● **Set exercise**
Return each entry exactly, omitting nothing.

[Items from a dataset]
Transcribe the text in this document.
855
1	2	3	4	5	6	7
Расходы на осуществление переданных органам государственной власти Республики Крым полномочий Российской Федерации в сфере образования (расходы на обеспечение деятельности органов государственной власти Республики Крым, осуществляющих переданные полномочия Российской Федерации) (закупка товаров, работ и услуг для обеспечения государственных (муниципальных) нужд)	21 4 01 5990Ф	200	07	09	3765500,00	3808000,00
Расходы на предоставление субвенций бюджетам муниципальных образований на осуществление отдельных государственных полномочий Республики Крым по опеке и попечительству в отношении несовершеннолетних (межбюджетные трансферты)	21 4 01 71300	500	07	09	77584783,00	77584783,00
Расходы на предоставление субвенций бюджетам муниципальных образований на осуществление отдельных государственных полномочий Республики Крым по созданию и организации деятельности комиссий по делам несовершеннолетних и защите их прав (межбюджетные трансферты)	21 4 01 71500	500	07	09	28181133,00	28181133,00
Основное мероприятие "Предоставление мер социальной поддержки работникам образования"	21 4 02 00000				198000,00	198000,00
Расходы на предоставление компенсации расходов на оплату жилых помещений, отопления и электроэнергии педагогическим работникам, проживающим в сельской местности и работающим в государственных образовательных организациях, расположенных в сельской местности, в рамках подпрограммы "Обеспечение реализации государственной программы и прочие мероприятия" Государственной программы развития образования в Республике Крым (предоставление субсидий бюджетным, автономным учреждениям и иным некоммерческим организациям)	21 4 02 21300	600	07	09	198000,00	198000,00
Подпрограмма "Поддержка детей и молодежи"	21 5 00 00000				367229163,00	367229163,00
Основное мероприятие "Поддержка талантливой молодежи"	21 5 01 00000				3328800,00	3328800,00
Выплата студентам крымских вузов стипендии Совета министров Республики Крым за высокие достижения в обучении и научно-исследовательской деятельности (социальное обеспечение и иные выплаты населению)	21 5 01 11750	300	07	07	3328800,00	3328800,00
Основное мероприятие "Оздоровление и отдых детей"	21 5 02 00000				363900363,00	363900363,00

● **Expected output**
Transcribe the text in this document.
855
1	2	3	4	5	6	7
Расходы на осуществление переданных органам государственной власти Республики Крым полномочий Российской Федерации в сфере образования (расходы на обеспечение деятельности органов государственной власти Республики Крым, осуществляющих переданные полномочия Российской Федерации) (закупка товаров, работ и услуг для обеспечения государственных (муниципальных) нужд)	21 4 01 5990Ф	200	07	09	3765500,00	3808000,00
Расходы на предоставление субвенций бюджетам муниципальных образований на осуществление отдельных государственных полномочий Республики Крым по опеке и попечительству в отношении несовершеннолетних (межбюджетные трансферты)	21 4 01 71300	500	07	09	77584783,00	77584783,00
Расходы на предоставление субвенций бюджетам муниципальных образований на осуществление отдельных государственных полномочий Республики Крым по созданию и организации деятельности комиссий по делам несовершеннолетних и защите их прав (межбюджетные трансферты)	21 4 01 71500	500	07	09	28181133,00	28181133,00
Основное мероприятие "Предоставление мер социальной поддержки работникам образования"	21 4 02 00000				198000,00	198000,00
Расходы на предоставление компенсации расходов на оплату жилых помещений, отопления и электроэнергии педагогическим работникам, проживающим в сельской местности и работающим в государственных образовательных организациях, расположенных в сельской местности, в рамках подпрограммы "Обеспечение реализации государственной программы и прочие мероприятия" Государственной программы развития образования в Республике Крым (предоставление субсидий бюджетным, автономным учреждениям и иным некоммерческим организациям)	21 4 02 21300	600	07	09	198000,00	198000,00
Подпрограмма "Поддержка детей и молодежи"	21 5 00 00000				367229163,00	367229163,00
Основное мероприятие "Поддержка талантливой молодежи"	21 5 01 00000				3328800,00	3328800,00
Выплата студентам крымских вузов стипендии Совета министров Республики Крым за высокие достижения в обучении и научно-исследовательской деятельности (социальное обеспечение и иные выплаты населению)	21 5 01 11750	300	07	07	3328800,00	3328800,00
Основное мероприятие "Оздоровление и отдых детей"	21 5 02 00000				363900363,00	363900363,00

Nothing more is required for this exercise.